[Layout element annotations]
——————————

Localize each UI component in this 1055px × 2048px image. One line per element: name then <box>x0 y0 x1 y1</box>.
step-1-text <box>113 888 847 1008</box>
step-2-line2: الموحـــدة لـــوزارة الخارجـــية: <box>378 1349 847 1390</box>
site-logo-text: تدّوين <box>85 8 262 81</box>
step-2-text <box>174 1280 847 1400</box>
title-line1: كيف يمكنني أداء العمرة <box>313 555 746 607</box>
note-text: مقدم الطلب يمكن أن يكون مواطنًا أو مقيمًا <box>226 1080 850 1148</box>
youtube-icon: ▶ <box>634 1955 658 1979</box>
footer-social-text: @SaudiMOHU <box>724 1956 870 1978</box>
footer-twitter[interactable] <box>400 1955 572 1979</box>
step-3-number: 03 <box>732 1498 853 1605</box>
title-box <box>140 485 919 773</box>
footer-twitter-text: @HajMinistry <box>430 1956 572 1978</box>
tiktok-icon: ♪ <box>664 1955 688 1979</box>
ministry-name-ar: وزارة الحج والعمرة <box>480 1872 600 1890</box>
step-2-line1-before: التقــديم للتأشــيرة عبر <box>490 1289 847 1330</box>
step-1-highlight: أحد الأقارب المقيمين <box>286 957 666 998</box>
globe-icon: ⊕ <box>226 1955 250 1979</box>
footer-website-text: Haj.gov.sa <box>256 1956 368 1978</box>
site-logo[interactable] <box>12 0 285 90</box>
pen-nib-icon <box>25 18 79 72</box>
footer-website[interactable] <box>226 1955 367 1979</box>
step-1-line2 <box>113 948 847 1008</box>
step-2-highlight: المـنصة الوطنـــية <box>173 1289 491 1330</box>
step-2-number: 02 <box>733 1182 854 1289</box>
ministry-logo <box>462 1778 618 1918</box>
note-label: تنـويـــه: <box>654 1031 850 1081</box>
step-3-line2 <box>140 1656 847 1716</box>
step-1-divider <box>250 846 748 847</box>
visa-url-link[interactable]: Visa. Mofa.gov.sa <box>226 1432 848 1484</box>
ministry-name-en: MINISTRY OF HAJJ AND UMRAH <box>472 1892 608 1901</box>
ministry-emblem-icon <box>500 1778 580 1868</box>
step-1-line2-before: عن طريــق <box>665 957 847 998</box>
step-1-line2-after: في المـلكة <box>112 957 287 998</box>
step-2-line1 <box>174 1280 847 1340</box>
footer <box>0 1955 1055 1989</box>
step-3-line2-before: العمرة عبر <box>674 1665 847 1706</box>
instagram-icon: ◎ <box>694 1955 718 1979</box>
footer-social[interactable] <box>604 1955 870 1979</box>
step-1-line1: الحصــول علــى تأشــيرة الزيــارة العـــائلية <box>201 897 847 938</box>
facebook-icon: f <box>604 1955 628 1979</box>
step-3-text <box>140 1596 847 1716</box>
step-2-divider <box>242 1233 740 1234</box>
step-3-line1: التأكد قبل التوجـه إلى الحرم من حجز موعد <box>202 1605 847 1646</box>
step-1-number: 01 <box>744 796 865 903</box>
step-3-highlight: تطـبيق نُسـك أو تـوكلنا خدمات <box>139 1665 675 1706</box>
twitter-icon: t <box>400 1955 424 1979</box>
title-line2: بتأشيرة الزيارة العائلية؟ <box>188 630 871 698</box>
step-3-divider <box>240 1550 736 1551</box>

——————————

GOAL - Transcribe every line of the records above without changing a single character.

RESULT FOR THIS TASK -
Localize each UI component in this 1055px × 2048px image. One line per element: name then <box>x0 y0 x1 y1</box>.
step-1-text <box>113 888 847 1008</box>
step-2-line2: الموحـــدة لـــوزارة الخارجـــية: <box>378 1349 847 1390</box>
site-logo-text: تدّوين <box>85 8 262 81</box>
step-2-text <box>174 1280 847 1400</box>
title-line1: كيف يمكنني أداء العمرة <box>313 555 746 607</box>
note-text: مقدم الطلب يمكن أن يكون مواطنًا أو مقيمًا <box>226 1080 850 1148</box>
youtube-icon: ▶ <box>634 1955 658 1979</box>
footer-social-text: @SaudiMOHU <box>724 1956 870 1978</box>
footer-twitter[interactable] <box>400 1955 572 1979</box>
step-3-number: 03 <box>732 1498 853 1605</box>
title-box <box>140 485 919 773</box>
footer-twitter-text: @HajMinistry <box>430 1956 572 1978</box>
tiktok-icon: ♪ <box>664 1955 688 1979</box>
ministry-name-ar: وزارة الحج والعمرة <box>480 1872 600 1890</box>
step-2-line1-before: التقــديم للتأشــيرة عبر <box>490 1289 847 1330</box>
step-1-highlight: أحد الأقارب المقيمين <box>286 957 666 998</box>
globe-icon: ⊕ <box>226 1955 250 1979</box>
footer-website-text: Haj.gov.sa <box>256 1956 368 1978</box>
site-logo[interactable] <box>12 0 285 90</box>
pen-nib-icon <box>25 18 79 72</box>
footer-website[interactable] <box>226 1955 367 1979</box>
step-1-line2 <box>113 948 847 1008</box>
step-2-highlight: المـنصة الوطنـــية <box>173 1289 491 1330</box>
step-2-number: 02 <box>733 1182 854 1289</box>
ministry-logo <box>462 1778 618 1918</box>
note-label: تنـويـــه: <box>654 1031 850 1081</box>
step-3-line2 <box>140 1656 847 1716</box>
step-1-divider <box>250 846 748 847</box>
visa-url-link[interactable]: Visa. Mofa.gov.sa <box>226 1432 848 1484</box>
ministry-name-en: MINISTRY OF HAJJ AND UMRAH <box>472 1892 608 1901</box>
ministry-emblem-icon <box>500 1778 580 1868</box>
step-1-line2-before: عن طريــق <box>665 957 847 998</box>
step-1-line2-after: في المـلكة <box>112 957 287 998</box>
step-2-line1 <box>174 1280 847 1340</box>
footer <box>0 1955 1055 1989</box>
step-3-line2-before: العمرة عبر <box>674 1665 847 1706</box>
instagram-icon: ◎ <box>694 1955 718 1979</box>
footer-social[interactable] <box>604 1955 870 1979</box>
step-1-line1: الحصــول علــى تأشــيرة الزيــارة العـــائلية <box>201 897 847 938</box>
facebook-icon: f <box>604 1955 628 1979</box>
step-3-text <box>140 1596 847 1716</box>
step-2-divider <box>242 1233 740 1234</box>
step-3-line1: التأكد قبل التوجـه إلى الحرم من حجز موعد <box>202 1605 847 1646</box>
step-1-number: 01 <box>744 796 865 903</box>
step-3-highlight: تطـبيق نُسـك أو تـوكلنا خدمات <box>139 1665 675 1706</box>
twitter-icon: t <box>400 1955 424 1979</box>
title-line2: بتأشيرة الزيارة العائلية؟ <box>188 630 871 698</box>
step-3-divider <box>240 1550 736 1551</box>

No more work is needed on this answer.